+++ SELECTED EXTRACT +++

I guess the other $0.01 which is missing in that reconciliation is a little bit better corporate based on our cost controls Jeff. Jeffrey T. Sprague – Vertical Research Partners: And then just a quick one and I will move on. Brad, can you give us the organic bookings in general and energy specifically?

Brad M. Cerepak

Management

Oh, boy, I don’t think I had that data in hand right now. I will ask Paul to follow-up with you on that.

Paul E. Goldberg

Management

Yes, give it to the entire group Jeffrey T. Sprague – Vertical Research Partners: All right, great. Thank you.

Operator

Operator

Your next question comes from Steven Winoker of Bernstein Research. Steven Winoker – Sanford C. Bernstein & Co.: Thanks and good morning all.

Robert A. Livingston

Management

Good morning.

Brad M. Cerepak

Management

Good morning. Steven Winoker – Sanford C. Bernstein & Co.: I would be help to continue get a little more color on the energy business but just in light of the overall macro concerns that are out there and your particular exposure at the basin level, what you’re hearing from customers, I mean are typically allow these customers or folks who spend what they make. And just how you’re looking at that business over the short to medium-term?

Robert A. Livingston

Management

Well, my comments Steve would be restricted to what we’re seeing right now and our anticipation for the fourth quarter. There is enough noise that I am certainly right now and that I think I would reserve any comments to the beginning of the year of 2015 to perhaps our Dover Day Conference. If you want to know where are the – where our primary activity is in the basins, Permian by far is the largest basin for us, the second largest basin would be Eagle Ford, and the third would be the Bakken. And I would say that in a relationship comparison, Permian may be five times the activity versus what we see in the Bakken. With respect to what we’re hearing for customers, the guys are talking to them weekly, the last – over the last couple of weeks, I would tell you they’re talking to them almost every day. Their customers are really engaged in looking at their capital budgeting and planning for 2015, we’re not hearing any input from them right now, other than they are looking at it. With respect to the fourth quarter here in 2014, we have been watching our order rates everyday for the past, I would say, three weeks, if not four weeks. If we were to see a bit of a pullback, or an early sign, it would be in our drilling businesses. we haven’t seen it all. In fact the order rates, the average daily order rates in the first couple of weeks in October were at or absolutely above the third quarter average daily rate. We see no cancellations, no deferrals and we feel pretty confident sitting here today about our expectations for the fourth quarter in energy. Steven Winoker – Sanford C. Bernstein & Co.: And in that team, the energy team that was able to close the gap in the last few weeks that you commended. Was that gap closing just on it, was it on operating expense, I mean, how do they actually do it?

+++

## GIVEN REQUEST A
Reproduce the earnings call transcript word for word, beginning at the words "Oh, boy, I don’t" and stopping after the words "great. Thank you.".
The records that come next have no connection to the earnings call transcript.

+++ DATA LISTING +++

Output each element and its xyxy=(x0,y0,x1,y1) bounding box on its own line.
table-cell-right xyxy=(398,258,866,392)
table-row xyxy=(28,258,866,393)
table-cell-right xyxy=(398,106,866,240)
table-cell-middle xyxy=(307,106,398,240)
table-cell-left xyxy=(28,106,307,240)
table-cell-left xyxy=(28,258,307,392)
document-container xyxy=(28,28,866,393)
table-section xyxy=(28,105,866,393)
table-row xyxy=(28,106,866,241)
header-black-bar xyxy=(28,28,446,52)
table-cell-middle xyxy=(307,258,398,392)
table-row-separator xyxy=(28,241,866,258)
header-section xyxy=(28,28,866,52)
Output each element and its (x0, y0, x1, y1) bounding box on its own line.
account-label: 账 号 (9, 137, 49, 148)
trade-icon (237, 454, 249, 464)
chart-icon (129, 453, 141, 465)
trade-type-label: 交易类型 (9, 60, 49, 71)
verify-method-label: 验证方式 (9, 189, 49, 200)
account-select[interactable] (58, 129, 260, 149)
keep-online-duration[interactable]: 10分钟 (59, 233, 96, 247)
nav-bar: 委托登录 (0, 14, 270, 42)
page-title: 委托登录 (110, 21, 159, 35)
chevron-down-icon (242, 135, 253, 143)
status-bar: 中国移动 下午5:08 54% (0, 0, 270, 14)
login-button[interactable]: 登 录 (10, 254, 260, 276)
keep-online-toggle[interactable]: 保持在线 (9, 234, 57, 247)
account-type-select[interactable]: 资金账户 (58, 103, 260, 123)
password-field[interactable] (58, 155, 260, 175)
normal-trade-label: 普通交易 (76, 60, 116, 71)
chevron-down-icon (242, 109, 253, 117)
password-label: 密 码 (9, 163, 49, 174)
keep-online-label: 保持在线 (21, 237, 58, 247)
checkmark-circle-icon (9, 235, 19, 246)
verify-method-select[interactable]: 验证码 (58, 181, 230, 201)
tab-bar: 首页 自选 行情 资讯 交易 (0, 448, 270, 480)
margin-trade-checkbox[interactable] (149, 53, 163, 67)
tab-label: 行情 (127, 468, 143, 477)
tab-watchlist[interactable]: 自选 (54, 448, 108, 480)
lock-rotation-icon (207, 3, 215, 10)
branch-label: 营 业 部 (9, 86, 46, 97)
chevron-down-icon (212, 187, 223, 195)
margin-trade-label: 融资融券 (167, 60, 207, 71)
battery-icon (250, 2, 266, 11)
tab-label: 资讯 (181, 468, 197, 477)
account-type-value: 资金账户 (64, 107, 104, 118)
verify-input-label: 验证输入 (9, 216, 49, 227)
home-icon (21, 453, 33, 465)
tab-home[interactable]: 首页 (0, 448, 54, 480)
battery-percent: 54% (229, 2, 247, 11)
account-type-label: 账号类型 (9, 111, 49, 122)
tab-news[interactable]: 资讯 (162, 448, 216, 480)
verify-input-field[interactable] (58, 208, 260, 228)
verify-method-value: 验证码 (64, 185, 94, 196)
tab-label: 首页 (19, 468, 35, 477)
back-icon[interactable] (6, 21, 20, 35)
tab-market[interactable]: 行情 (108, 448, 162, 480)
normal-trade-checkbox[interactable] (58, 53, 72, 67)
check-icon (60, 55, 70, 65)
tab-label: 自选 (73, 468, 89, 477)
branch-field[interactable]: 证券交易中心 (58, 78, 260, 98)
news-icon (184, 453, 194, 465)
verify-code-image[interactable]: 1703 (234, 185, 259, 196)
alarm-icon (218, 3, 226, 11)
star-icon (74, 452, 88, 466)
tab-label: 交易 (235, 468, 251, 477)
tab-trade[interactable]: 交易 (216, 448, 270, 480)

+++

## GIVEN REQUEST B
Write out the lines of the records verbatim, beginning at the first line of the records and stopping after the line that contains "battery-percent: 54% (229, 2, 247, 11)".

## RESPONSE A
Oh, boy, I don’t think I had that data in hand right now. I will ask Paul to follow-up with you on that.

Paul E. Goldberg

Management

Yes, give it to the entire group Jeffrey T. Sprague – Vertical Research Partners: All right, great. Thank you.

## RESPONSE B
Output each element and its xyxy=(x0,y0,x1,y1) bounding box on its own line.
table-cell-right xyxy=(398,258,866,392)
table-row xyxy=(28,258,866,393)
table-cell-right xyxy=(398,106,866,240)
table-cell-middle xyxy=(307,106,398,240)
table-cell-left xyxy=(28,106,307,240)
table-cell-left xyxy=(28,258,307,392)
document-container xyxy=(28,28,866,393)
table-section xyxy=(28,105,866,393)
table-row xyxy=(28,106,866,241)
header-black-bar xyxy=(28,28,446,52)
table-cell-middle xyxy=(307,258,398,392)
table-row-separator xyxy=(28,241,866,258)
header-section xyxy=(28,28,866,52)
Output each element and its (x0, y0, x1, y1) bounding box on its own line.
account-label: 账 号 (9, 137, 49, 148)
trade-icon (237, 454, 249, 464)
chart-icon (129, 453, 141, 465)
trade-type-label: 交易类型 (9, 60, 49, 71)
verify-method-label: 验证方式 (9, 189, 49, 200)
account-select[interactable] (58, 129, 260, 149)
keep-online-duration[interactable]: 10分钟 (59, 233, 96, 247)
nav-bar: 委托登录 (0, 14, 270, 42)
page-title: 委托登录 (110, 21, 159, 35)
chevron-down-icon (242, 135, 253, 143)
status-bar: 中国移动 下午5:08 54% (0, 0, 270, 14)
login-button[interactable]: 登 录 (10, 254, 260, 276)
keep-online-toggle[interactable]: 保持在线 (9, 234, 57, 247)
account-type-select[interactable]: 资金账户 (58, 103, 260, 123)
password-field[interactable] (58, 155, 260, 175)
normal-trade-label: 普通交易 (76, 60, 116, 71)
chevron-down-icon (242, 109, 253, 117)
password-label: 密 码 (9, 163, 49, 174)
keep-online-label: 保持在线 (21, 237, 58, 247)
checkmark-circle-icon (9, 235, 19, 246)
verify-method-select[interactable]: 验证码 (58, 181, 230, 201)
tab-bar: 首页 自选 行情 资讯 交易 (0, 448, 270, 480)
margin-trade-checkbox[interactable] (149, 53, 163, 67)
tab-label: 行情 (127, 468, 143, 477)
tab-watchlist[interactable]: 自选 (54, 448, 108, 480)
lock-rotation-icon (207, 3, 215, 10)
branch-label: 营 业 部 (9, 86, 46, 97)
chevron-down-icon (212, 187, 223, 195)
margin-trade-label: 融资融券 (167, 60, 207, 71)
battery-icon (250, 2, 266, 11)
tab-label: 资讯 (181, 468, 197, 477)
account-type-value: 资金账户 (64, 107, 104, 118)
verify-input-label: 验证输入 (9, 216, 49, 227)
home-icon (21, 453, 33, 465)
tab-home[interactable]: 首页 (0, 448, 54, 480)
battery-percent: 54% (229, 2, 247, 11)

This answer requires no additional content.